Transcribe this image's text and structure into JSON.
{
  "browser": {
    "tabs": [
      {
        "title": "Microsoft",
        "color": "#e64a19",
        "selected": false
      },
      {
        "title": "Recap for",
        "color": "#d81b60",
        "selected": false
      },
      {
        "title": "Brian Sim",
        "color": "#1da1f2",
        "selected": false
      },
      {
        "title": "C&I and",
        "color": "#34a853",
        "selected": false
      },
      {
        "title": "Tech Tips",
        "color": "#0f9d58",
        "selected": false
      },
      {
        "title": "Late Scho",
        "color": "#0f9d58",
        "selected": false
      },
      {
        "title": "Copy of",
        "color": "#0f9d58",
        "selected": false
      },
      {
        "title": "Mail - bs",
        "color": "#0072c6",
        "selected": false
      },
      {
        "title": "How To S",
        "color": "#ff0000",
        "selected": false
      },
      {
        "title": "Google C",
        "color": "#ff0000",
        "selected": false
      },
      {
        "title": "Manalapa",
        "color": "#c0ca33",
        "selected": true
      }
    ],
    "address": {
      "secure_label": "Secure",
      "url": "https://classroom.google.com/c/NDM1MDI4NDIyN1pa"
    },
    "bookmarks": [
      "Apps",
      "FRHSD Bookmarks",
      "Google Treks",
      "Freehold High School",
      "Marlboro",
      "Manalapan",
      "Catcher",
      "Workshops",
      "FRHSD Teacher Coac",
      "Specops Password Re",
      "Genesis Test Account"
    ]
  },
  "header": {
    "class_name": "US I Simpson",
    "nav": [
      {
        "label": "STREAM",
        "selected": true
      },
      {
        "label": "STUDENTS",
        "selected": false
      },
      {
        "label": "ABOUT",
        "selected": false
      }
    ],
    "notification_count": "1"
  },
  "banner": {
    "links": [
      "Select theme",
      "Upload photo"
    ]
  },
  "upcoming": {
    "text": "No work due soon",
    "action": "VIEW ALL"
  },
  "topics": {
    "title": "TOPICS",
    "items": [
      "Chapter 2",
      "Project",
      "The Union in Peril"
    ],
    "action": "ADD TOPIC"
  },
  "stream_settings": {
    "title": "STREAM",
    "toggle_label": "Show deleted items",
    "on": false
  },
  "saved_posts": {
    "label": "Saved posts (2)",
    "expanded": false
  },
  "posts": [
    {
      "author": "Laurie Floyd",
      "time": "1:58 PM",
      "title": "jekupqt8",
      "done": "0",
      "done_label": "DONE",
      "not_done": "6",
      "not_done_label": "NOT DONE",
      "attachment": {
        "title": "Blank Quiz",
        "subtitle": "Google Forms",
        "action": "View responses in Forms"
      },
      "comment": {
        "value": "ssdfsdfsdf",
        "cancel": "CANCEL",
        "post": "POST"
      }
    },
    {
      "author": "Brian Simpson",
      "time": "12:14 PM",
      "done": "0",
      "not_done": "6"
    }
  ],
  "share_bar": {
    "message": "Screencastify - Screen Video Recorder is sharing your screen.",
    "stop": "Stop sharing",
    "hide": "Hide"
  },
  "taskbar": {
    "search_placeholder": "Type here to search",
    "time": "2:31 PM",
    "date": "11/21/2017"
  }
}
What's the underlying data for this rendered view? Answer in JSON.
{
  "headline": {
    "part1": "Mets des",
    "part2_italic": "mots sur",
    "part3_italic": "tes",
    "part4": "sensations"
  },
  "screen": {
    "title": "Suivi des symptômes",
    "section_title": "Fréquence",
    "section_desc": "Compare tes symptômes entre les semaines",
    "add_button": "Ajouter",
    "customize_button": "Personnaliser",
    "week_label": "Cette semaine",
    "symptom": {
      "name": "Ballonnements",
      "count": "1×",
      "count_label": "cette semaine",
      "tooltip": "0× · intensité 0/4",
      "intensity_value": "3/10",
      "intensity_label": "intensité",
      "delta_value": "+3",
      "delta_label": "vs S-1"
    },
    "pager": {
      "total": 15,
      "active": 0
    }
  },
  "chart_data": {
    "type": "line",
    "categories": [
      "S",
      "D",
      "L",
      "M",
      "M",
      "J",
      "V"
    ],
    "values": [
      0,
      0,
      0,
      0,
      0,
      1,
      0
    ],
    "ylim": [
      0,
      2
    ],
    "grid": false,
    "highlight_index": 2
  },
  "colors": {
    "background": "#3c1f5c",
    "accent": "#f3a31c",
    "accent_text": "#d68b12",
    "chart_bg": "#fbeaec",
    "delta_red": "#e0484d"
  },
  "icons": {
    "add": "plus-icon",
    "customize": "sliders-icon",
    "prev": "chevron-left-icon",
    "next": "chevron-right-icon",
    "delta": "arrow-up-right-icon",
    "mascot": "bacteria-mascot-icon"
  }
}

◇ ◇ ◇ ◇

▶ Assigned task
Please say how many lines of the material above include "this", giving that number and no other words.

▶ Reply
2